### DATA FOR THIS EXERCISE
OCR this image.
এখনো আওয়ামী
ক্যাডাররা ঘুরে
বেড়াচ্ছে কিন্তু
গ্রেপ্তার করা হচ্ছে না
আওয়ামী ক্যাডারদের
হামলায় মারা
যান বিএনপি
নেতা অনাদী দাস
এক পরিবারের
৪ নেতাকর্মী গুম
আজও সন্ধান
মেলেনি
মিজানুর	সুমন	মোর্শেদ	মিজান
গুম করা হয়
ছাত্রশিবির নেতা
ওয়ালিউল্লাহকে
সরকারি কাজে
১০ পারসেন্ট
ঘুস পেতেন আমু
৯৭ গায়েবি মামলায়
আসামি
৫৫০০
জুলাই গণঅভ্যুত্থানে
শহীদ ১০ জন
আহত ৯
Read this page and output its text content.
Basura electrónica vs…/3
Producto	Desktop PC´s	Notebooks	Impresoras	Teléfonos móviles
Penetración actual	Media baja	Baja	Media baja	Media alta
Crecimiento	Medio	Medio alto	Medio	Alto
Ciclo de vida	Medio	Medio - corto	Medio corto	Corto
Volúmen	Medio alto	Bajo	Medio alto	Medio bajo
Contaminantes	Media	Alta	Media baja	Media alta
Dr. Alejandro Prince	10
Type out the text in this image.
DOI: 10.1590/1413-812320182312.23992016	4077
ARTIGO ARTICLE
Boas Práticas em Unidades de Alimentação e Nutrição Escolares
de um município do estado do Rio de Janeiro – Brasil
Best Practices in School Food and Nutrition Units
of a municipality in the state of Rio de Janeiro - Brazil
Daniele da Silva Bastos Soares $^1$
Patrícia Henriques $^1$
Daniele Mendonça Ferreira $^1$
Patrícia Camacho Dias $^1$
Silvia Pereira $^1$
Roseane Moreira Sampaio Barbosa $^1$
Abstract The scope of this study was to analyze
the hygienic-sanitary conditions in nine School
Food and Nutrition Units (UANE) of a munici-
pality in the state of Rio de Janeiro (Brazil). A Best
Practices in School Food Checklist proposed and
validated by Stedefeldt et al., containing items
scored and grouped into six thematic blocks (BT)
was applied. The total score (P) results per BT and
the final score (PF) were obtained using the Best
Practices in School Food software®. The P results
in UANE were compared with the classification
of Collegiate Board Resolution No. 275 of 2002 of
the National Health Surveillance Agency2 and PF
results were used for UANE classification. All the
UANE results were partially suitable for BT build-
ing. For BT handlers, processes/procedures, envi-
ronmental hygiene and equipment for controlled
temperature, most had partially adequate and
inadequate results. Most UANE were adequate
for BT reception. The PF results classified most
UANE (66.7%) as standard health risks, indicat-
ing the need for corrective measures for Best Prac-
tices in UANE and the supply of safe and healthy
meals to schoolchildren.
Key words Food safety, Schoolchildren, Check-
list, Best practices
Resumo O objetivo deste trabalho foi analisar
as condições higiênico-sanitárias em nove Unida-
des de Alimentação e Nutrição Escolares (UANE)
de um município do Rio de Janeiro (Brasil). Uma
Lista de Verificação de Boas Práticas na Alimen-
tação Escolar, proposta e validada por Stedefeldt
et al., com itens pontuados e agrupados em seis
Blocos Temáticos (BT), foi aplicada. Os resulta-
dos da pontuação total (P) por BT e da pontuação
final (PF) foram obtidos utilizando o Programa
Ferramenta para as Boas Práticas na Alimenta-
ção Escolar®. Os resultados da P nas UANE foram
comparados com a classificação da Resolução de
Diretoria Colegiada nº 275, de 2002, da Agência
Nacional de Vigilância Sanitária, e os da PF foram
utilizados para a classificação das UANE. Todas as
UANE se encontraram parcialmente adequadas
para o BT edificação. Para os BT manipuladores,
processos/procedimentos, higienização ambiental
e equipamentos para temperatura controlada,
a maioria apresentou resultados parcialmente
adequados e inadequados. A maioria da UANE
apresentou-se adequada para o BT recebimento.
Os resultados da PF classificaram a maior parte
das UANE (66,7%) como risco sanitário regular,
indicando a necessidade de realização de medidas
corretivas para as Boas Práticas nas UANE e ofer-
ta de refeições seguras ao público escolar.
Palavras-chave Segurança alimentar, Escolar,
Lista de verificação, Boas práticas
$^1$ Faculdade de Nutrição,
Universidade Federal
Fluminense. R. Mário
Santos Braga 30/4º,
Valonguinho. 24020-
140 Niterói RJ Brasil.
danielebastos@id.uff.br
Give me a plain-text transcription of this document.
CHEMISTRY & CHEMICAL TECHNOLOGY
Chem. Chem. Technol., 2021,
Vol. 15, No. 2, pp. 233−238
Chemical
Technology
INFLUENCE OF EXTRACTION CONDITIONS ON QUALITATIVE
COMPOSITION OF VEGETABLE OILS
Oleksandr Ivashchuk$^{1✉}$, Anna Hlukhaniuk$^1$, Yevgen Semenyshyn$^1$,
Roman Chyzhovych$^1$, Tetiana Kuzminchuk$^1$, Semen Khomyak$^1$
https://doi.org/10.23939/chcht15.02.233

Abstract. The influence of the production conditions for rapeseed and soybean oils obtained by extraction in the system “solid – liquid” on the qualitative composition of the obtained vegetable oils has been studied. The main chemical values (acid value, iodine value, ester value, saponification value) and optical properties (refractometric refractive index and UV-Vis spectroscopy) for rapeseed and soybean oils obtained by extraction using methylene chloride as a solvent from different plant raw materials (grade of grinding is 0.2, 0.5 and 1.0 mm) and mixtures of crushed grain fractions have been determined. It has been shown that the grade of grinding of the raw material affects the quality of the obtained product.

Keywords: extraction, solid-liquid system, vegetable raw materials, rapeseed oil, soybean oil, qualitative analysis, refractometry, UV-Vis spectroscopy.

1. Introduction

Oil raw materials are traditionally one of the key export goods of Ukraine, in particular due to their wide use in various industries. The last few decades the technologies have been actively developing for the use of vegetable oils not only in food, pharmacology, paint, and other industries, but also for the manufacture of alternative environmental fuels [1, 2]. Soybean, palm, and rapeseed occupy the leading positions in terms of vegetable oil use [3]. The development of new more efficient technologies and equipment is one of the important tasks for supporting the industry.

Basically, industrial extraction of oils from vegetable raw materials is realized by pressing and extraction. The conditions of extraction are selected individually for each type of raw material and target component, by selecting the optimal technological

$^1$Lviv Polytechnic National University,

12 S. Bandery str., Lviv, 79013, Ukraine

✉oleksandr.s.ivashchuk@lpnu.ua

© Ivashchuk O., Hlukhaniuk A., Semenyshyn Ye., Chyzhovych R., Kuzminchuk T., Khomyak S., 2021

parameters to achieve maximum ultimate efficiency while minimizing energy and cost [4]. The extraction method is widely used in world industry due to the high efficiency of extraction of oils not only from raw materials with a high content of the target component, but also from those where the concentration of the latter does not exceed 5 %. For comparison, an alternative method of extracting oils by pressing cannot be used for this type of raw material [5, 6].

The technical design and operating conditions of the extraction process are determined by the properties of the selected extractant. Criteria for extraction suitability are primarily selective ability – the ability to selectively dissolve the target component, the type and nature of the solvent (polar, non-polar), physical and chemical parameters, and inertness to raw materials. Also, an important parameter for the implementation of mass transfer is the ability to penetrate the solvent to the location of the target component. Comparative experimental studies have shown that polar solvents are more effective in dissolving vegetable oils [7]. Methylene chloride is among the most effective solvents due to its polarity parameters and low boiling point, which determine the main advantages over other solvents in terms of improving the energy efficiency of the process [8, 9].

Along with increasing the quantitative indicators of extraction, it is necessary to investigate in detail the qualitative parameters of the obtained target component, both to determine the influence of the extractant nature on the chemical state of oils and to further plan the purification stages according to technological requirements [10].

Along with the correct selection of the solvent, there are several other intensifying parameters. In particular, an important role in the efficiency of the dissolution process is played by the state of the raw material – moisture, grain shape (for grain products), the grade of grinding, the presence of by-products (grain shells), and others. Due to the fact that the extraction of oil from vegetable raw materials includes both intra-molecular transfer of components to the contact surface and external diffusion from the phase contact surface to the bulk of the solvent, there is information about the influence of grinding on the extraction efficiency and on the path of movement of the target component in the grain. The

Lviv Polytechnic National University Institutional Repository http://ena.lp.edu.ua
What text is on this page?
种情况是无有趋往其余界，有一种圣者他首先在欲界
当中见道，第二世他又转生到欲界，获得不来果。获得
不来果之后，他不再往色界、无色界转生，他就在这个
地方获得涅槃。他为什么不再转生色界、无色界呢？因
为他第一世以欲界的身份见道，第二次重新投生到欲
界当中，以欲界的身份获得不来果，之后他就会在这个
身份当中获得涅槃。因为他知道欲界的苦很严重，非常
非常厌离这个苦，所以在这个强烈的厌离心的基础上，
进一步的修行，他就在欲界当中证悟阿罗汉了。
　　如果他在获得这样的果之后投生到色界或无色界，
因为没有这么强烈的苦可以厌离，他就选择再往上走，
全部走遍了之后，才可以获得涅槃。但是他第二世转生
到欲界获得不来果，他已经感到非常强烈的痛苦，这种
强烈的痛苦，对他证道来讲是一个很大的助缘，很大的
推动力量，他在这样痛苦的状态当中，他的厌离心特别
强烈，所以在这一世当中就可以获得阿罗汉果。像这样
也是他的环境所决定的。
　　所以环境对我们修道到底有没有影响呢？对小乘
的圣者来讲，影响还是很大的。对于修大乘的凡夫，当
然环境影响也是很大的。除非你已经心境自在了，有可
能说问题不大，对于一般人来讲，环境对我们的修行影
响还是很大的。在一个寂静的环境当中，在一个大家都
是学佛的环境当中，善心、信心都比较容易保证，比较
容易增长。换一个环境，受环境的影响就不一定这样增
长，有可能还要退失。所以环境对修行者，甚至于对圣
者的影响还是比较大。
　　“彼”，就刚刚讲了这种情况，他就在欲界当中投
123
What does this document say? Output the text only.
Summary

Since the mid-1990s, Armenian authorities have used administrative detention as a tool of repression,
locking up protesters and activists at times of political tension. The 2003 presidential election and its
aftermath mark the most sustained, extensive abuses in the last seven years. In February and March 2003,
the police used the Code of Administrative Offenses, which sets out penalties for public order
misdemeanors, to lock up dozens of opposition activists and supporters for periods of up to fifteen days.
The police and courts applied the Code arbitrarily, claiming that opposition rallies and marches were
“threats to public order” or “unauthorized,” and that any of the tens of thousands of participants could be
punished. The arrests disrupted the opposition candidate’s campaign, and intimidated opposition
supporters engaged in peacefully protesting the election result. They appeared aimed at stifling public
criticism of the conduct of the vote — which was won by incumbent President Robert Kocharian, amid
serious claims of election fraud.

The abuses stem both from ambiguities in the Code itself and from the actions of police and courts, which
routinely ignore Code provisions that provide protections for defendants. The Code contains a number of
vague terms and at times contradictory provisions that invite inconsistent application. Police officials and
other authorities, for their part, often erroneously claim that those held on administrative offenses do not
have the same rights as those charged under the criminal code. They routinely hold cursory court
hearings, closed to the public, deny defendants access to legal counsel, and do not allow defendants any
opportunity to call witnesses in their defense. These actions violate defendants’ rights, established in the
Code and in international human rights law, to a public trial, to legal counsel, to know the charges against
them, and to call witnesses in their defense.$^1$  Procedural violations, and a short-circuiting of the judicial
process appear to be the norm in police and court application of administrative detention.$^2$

### WHAT YOU NEED TO DO
Check every line for "abuses" and show the ones that have it.

### TASK OUTPUT
aftermath mark the most sustained, extensive abuses in the last seven years. In February and March 2003,
The abuses stem both from ambiguities in the Code itself and from the actions of police and courts, which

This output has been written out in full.